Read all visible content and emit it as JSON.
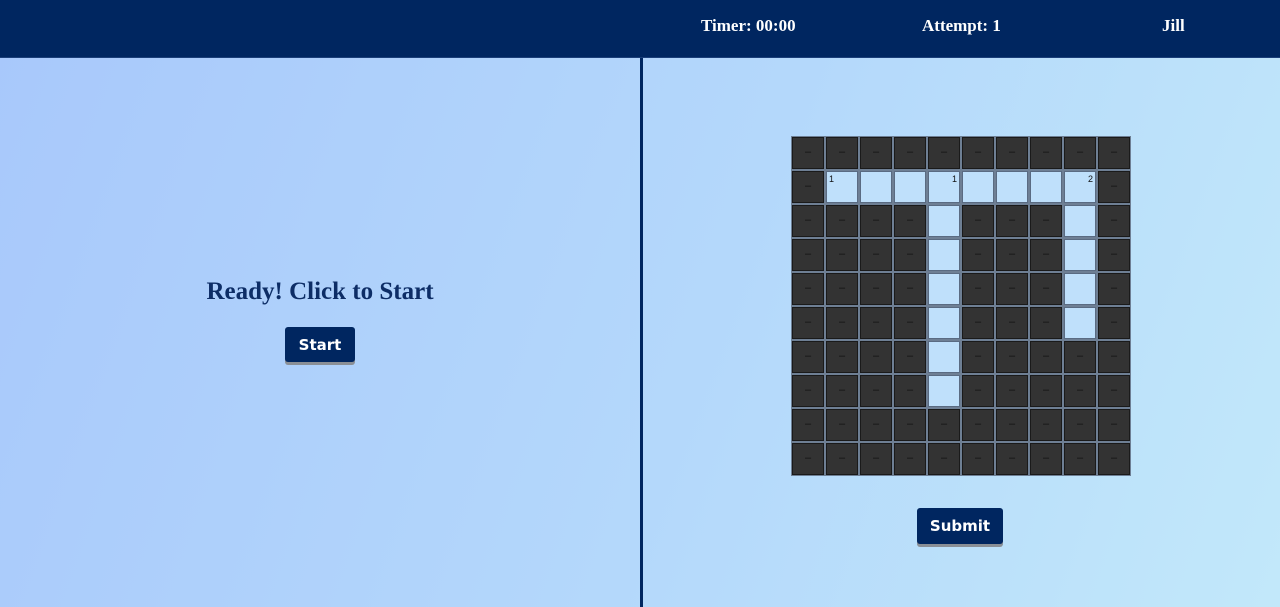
{
  "header": {
    "timer": "Timer: 00:00",
    "attempt": "Attempt: 1",
    "user": "Jill"
  },
  "left_panel": {
    "status": "Ready! Click to Start",
    "start_label": "Start"
  },
  "right_panel": {
    "submit_label": "Submit"
  },
  "puzzle": {
    "rows": 10,
    "cols": 10,
    "black_symbol": "–",
    "layout": [
      "##########",
      "#........#",
      "####.###.#",
      "####.###.#",
      "####.###.#",
      "####.###.#",
      "####.#####",
      "####.#####",
      "##########",
      "##########"
    ],
    "clues": [
      {
        "row": 1,
        "col": 1,
        "number": "1",
        "align": "left"
      },
      {
        "row": 1,
        "col": 4,
        "number": "1",
        "align": "right"
      },
      {
        "row": 1,
        "col": 8,
        "number": "2",
        "align": "right"
      }
    ]
  },
  "colors": {
    "header": "#002660",
    "black_cell": "#333333",
    "white_cell": "#bfe0fb",
    "accent_text": "#0d2d66"
  }
}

→ **Problem description**
Reproduce the records verbatim, omitting all images they contain.

→ **Response for this exercise**
Read all visible content and emit it as JSON.
{
  "header": {
    "timer": "Timer: 00:00",
    "attempt": "Attempt: 1",
    "user": "Jill"
  },
  "left_panel": {
    "status": "Ready! Click to Start",
    "start_label": "Start"
  },
  "right_panel": {
    "submit_label": "Submit"
  },
  "puzzle": {
    "rows": 10,
    "cols": 10,
    "black_symbol": "–",
    "layout": [
      "##########",
      "#........#",
      "####.###.#",
      "####.###.#",
      "####.###.#",
      "####.###.#",
      "####.#####",
      "####.#####",
      "##########",
      "##########"
    ],
    "clues": [
      {
        "row": 1,
        "col": 1,
        "number": "1",
        "align": "left"
      },
      {
        "row": 1,
        "col": 4,
        "number": "1",
        "align": "right"
      },
      {
        "row": 1,
        "col": 8,
        "number": "2",
        "align": "right"
      }
    ]
  },
  "colors": {
    "header": "#002660",
    "black_cell": "#333333",
    "white_cell": "#bfe0fb",
    "accent_text": "#0d2d66"
  }
}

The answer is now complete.